Given problem: Go through the entries and say how many lines contain the string "code". The number is the whole answer.

* begin Input rows *

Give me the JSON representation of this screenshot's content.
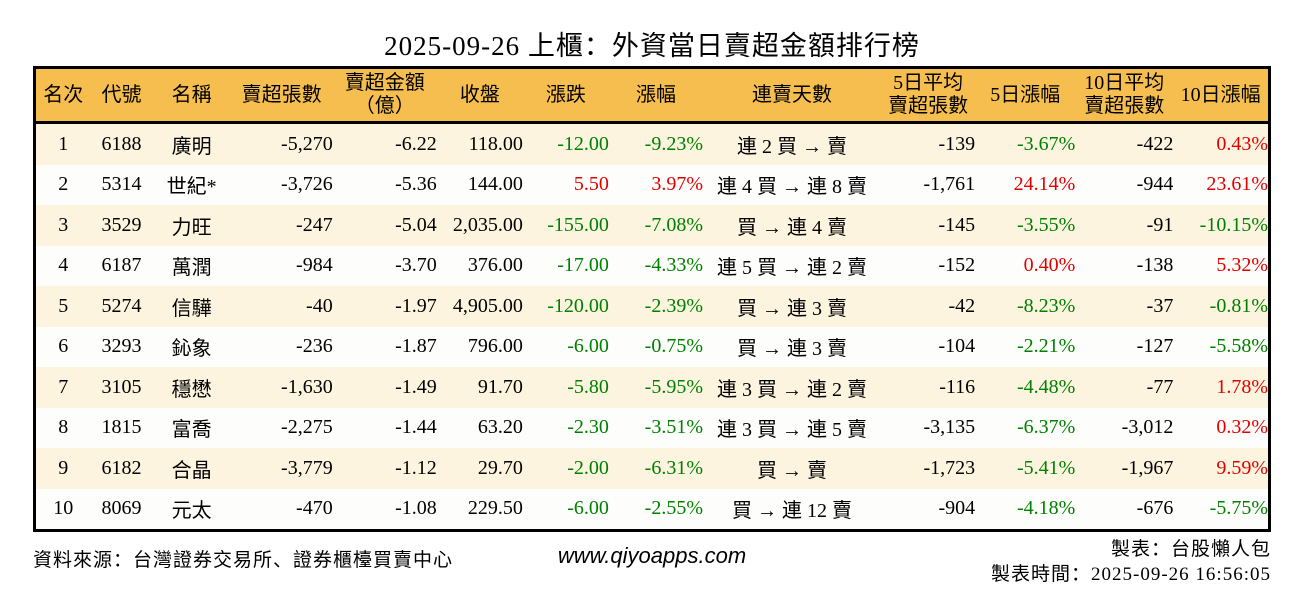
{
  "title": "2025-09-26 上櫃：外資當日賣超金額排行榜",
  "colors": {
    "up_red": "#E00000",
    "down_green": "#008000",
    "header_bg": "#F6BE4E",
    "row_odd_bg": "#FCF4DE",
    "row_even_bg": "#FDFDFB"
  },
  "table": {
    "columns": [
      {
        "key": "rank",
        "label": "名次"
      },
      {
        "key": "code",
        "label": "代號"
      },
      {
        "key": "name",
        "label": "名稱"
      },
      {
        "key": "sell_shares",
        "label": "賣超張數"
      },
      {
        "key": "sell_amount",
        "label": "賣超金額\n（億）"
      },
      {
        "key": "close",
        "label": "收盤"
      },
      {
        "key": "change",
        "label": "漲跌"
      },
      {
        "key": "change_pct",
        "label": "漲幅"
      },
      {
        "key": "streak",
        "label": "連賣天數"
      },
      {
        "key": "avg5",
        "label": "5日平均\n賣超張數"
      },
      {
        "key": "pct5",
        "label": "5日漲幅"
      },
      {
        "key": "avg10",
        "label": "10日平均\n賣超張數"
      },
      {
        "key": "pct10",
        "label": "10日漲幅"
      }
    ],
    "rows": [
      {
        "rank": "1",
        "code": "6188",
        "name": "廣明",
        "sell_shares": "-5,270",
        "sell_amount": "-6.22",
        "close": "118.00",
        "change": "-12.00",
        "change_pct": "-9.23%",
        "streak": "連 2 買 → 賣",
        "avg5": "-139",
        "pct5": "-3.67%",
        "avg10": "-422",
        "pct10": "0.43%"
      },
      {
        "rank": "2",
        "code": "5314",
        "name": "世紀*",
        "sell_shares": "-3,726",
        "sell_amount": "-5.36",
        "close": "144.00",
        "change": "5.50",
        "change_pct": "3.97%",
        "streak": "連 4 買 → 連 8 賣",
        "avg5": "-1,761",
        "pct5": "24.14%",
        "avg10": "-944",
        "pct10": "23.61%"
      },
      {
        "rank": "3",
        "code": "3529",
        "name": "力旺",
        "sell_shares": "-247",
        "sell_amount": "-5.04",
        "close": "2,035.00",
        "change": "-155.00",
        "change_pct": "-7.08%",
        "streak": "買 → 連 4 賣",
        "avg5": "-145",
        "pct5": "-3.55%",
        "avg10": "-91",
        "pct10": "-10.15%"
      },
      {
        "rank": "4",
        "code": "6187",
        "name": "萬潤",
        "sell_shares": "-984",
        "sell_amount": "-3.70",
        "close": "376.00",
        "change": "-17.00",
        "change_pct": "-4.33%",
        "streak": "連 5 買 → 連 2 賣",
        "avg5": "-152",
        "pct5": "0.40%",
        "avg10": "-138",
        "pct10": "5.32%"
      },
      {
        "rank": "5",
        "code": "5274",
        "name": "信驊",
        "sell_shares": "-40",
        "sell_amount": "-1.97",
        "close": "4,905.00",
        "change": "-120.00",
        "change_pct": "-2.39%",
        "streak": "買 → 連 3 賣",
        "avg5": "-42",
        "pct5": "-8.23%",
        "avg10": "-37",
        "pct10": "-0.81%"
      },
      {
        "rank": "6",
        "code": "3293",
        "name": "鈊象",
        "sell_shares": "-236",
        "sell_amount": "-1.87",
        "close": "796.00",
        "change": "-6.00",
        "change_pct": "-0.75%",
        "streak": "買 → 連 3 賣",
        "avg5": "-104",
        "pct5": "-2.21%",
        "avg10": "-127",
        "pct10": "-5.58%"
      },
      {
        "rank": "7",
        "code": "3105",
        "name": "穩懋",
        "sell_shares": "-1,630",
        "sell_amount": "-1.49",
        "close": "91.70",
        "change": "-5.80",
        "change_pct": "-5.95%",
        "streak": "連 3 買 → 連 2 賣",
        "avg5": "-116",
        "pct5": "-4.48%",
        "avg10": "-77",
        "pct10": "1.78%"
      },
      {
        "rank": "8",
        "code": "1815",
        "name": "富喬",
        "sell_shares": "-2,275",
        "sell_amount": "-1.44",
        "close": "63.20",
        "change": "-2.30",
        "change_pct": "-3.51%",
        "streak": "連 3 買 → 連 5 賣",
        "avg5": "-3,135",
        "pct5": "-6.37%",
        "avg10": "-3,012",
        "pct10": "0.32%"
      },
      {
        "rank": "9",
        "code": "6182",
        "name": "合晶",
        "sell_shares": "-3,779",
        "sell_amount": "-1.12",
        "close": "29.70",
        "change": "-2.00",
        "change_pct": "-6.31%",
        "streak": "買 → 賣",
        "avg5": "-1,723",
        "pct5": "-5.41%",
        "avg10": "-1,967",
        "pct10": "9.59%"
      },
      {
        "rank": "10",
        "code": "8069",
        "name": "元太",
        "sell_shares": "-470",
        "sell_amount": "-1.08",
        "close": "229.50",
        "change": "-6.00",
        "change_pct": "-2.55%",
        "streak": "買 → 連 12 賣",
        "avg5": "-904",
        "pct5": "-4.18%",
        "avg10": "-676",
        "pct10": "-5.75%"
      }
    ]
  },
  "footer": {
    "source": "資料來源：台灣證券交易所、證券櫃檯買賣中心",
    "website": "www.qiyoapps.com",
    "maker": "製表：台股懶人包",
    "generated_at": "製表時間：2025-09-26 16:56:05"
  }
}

* end Input rows *

Output: 11